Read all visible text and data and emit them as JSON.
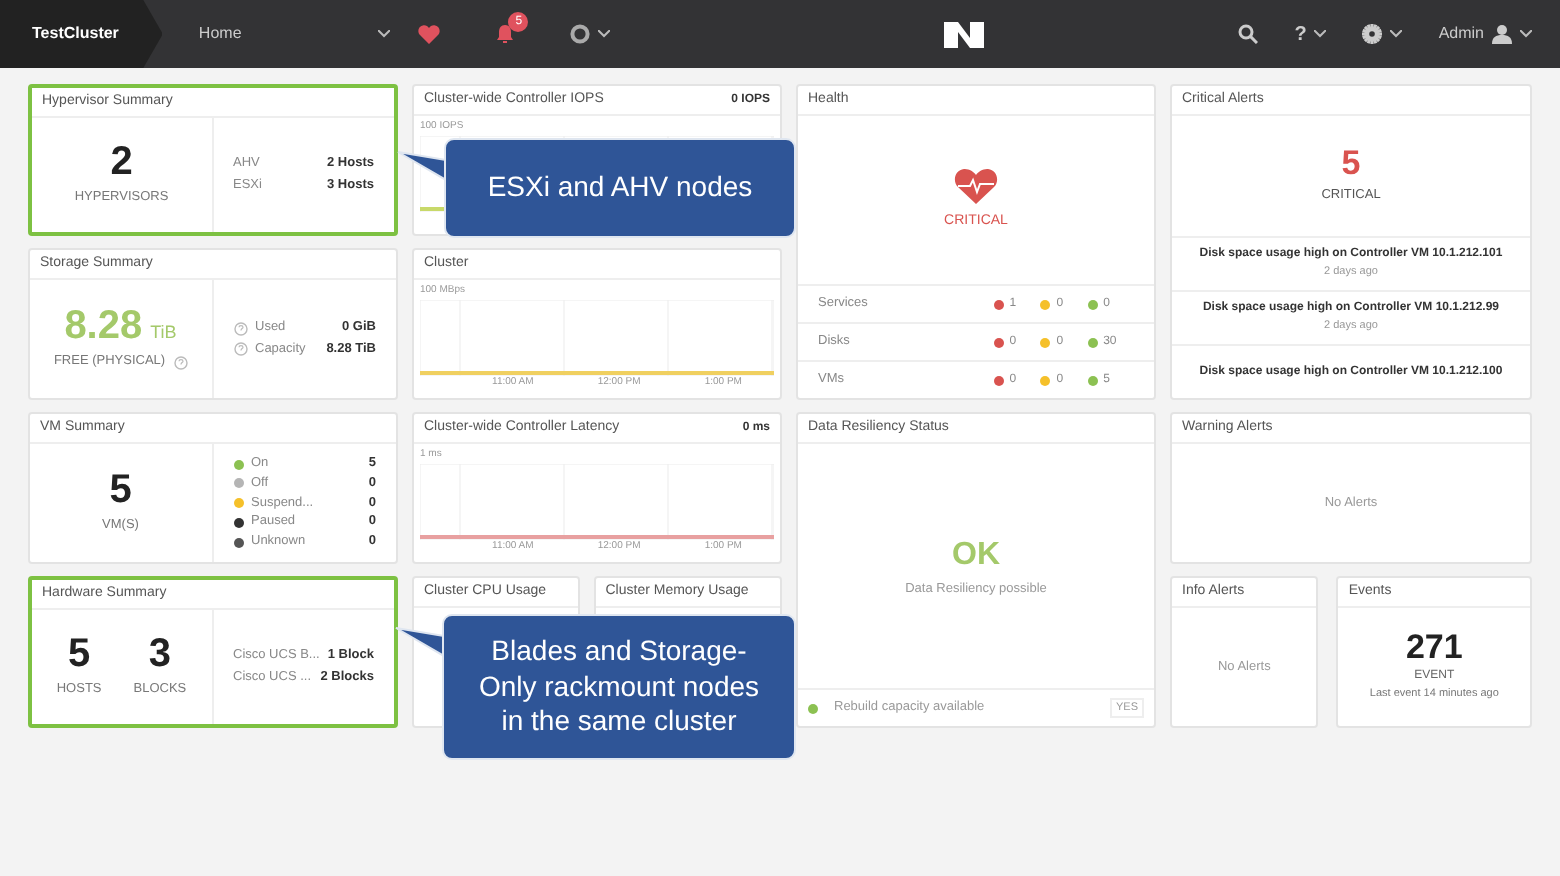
{
  "navbar": {
    "cluster_name": "TestCluster",
    "page": "Home",
    "alert_count": "5",
    "help": "?",
    "user": "Admin"
  },
  "hypervisor_summary": {
    "title": "Hypervisor Summary",
    "highlighted": true,
    "count": "2",
    "count_label": "HYPERVISORS",
    "rows": [
      {
        "name": "AHV",
        "value": "2 Hosts"
      },
      {
        "name": "ESXi",
        "value": "3 Hosts"
      }
    ]
  },
  "storage_summary": {
    "title": "Storage Summary",
    "value": "8.28",
    "unit": "TiB",
    "label": "FREE (PHYSICAL)",
    "rows": [
      {
        "name": "Used",
        "value": "0 GiB"
      },
      {
        "name": "Capacity",
        "value": "8.28 TiB"
      }
    ]
  },
  "vm_summary": {
    "title": "VM Summary",
    "count": "5",
    "count_label": "VM(S)",
    "states": [
      {
        "name": "On",
        "value": "5",
        "color": "#8cc152"
      },
      {
        "name": "Off",
        "value": "0",
        "color": "#b5b5b5"
      },
      {
        "name": "Suspend...",
        "value": "0",
        "color": "#f5c02a"
      },
      {
        "name": "Paused",
        "value": "0",
        "color": "#333333"
      },
      {
        "name": "Unknown",
        "value": "0",
        "color": "#555555"
      }
    ]
  },
  "hardware_summary": {
    "title": "Hardware Summary",
    "highlighted": true,
    "stats": [
      {
        "value": "5",
        "label": "HOSTS"
      },
      {
        "value": "3",
        "label": "BLOCKS"
      }
    ],
    "rows": [
      {
        "name": "Cisco UCS B...",
        "value": "1 Block"
      },
      {
        "name": "Cisco UCS ...",
        "value": "2 Blocks"
      }
    ]
  },
  "charts": [
    {
      "title": "Cluster-wide Controller IOPS",
      "reading": "0 IOPS",
      "y_tick": "100 IOPS",
      "color": "#c8d96a"
    },
    {
      "title": "Cluster",
      "y_tick": "100 MBps",
      "x_ticks": [
        "11:00 AM",
        "12:00 PM",
        "1:00 PM"
      ],
      "color": "#f0d060"
    },
    {
      "title": "Cluster-wide Controller Latency",
      "reading": "0 ms",
      "y_tick": "1 ms",
      "x_ticks": [
        "11:00 AM",
        "12:00 PM",
        "1:00 PM"
      ],
      "color": "#e8a0a0"
    }
  ],
  "usage_panels": [
    {
      "title": "Cluster CPU Usage"
    },
    {
      "title": "Cluster Memory Usage"
    }
  ],
  "health": {
    "title": "Health",
    "status": "CRITICAL",
    "rows": [
      {
        "name": "Services",
        "counts": [
          {
            "value": "1",
            "color": "#d9534f"
          },
          {
            "value": "0",
            "color": "#f5c02a"
          },
          {
            "value": "0",
            "color": "#8cc152"
          }
        ]
      },
      {
        "name": "Disks",
        "counts": [
          {
            "value": "0",
            "color": "#d9534f"
          },
          {
            "value": "0",
            "color": "#f5c02a"
          },
          {
            "value": "30",
            "color": "#8cc152"
          }
        ]
      },
      {
        "name": "VMs",
        "counts": [
          {
            "value": "0",
            "color": "#d9534f"
          },
          {
            "value": "0",
            "color": "#f5c02a"
          },
          {
            "value": "5",
            "color": "#8cc152"
          }
        ]
      }
    ]
  },
  "critical_alerts": {
    "title": "Critical Alerts",
    "count": "5",
    "label": "CRITICAL",
    "alerts": [
      {
        "message": "Disk space usage high on Controller VM 10.1.212.101",
        "time": "2 days ago"
      },
      {
        "message": "Disk space usage high on Controller VM 10.1.212.99",
        "time": "2 days ago"
      },
      {
        "message": "Disk space usage high on Controller VM 10.1.212.100"
      }
    ]
  },
  "data_resiliency": {
    "title": "Data Resiliency Status",
    "status": "OK",
    "message": "Data Resiliency possible",
    "footer_text": "Rebuild capacity available",
    "footer_value": "YES"
  },
  "warning_alerts": {
    "title": "Warning Alerts",
    "message": "No Alerts"
  },
  "info_alerts": {
    "title": "Info Alerts",
    "message": "No Alerts"
  },
  "events": {
    "title": "Events",
    "count": "271",
    "label": "EVENT",
    "detail": "Last event 14 minutes ago"
  },
  "callouts": [
    {
      "text": "ESXi and AHV nodes"
    },
    {
      "text": "Blades and Storage-Only rackmount nodes in the same cluster"
    }
  ]
}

AIM >>
Look through the entries above. Extract each line with the word "wide".

OUTPUT BELOW >>
      "title": "Cluster-wide Controller IOPS",
      "title": "Cluster-wide Controller Latency",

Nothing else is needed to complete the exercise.